__Directions__
All entries below need to be written out exactly, but without their pictures.

__Supplied material__
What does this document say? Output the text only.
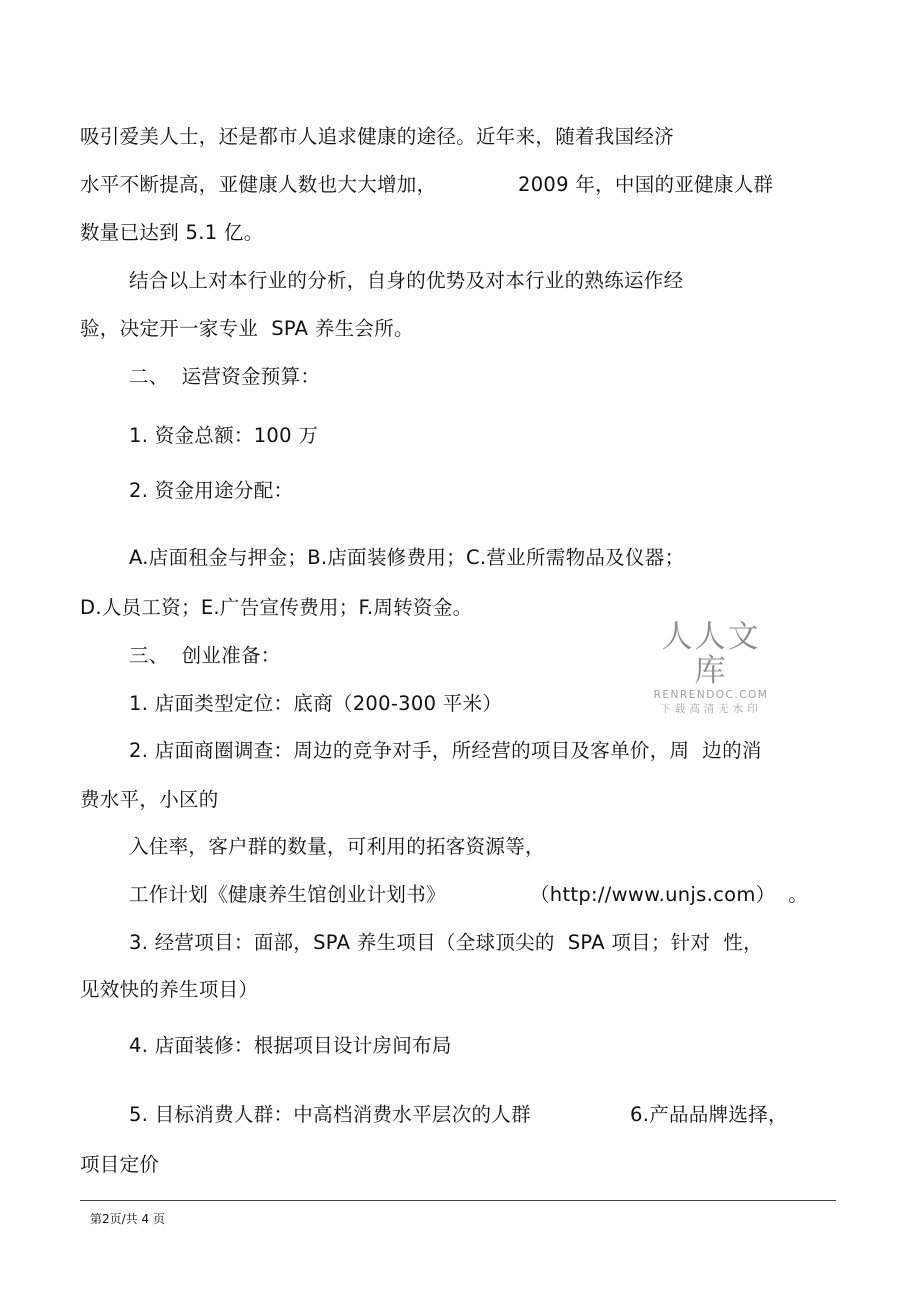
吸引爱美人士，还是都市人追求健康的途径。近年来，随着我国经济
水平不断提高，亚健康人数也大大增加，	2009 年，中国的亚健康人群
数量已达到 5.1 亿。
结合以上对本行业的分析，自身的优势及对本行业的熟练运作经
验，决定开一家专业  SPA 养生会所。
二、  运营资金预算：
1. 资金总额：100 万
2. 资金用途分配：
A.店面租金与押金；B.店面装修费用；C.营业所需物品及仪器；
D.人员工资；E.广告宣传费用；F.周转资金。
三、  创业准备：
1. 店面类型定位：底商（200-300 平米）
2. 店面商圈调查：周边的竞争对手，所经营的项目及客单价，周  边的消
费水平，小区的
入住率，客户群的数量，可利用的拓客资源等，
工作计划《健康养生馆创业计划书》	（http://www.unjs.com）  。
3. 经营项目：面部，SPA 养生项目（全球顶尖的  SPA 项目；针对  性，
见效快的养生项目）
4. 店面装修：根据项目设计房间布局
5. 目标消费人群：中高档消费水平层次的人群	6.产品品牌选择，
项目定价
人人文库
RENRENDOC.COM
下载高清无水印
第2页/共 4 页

__Reply__
What does this document say? Output the text only.
吸引爱美人士，还是都市人追求健康的途径。近年来，随着我国经济
水平不断提高，亚健康人数也大大增加，	2009 年，中国的亚健康人群
数量已达到 5.1 亿。
结合以上对本行业的分析，自身的优势及对本行业的熟练运作经
验，决定开一家专业  SPA 养生会所。
二、  运营资金预算：
1. 资金总额：100 万
2. 资金用途分配：
A.店面租金与押金；B.店面装修费用；C.营业所需物品及仪器；
D.人员工资；E.广告宣传费用；F.周转资金。
三、  创业准备：
1. 店面类型定位：底商（200-300 平米）
2. 店面商圈调查：周边的竞争对手，所经营的项目及客单价，周  边的消
费水平，小区的
入住率，客户群的数量，可利用的拓客资源等，
工作计划《健康养生馆创业计划书》	（http://www.unjs.com）  。
3. 经营项目：面部，SPA 养生项目（全球顶尖的  SPA 项目；针对  性，
见效快的养生项目）
4. 店面装修：根据项目设计房间布局
5. 目标消费人群：中高档消费水平层次的人群	6.产品品牌选择，
项目定价
人人文库
RENRENDOC.COM
下载高清无水印
第2页/共 4 页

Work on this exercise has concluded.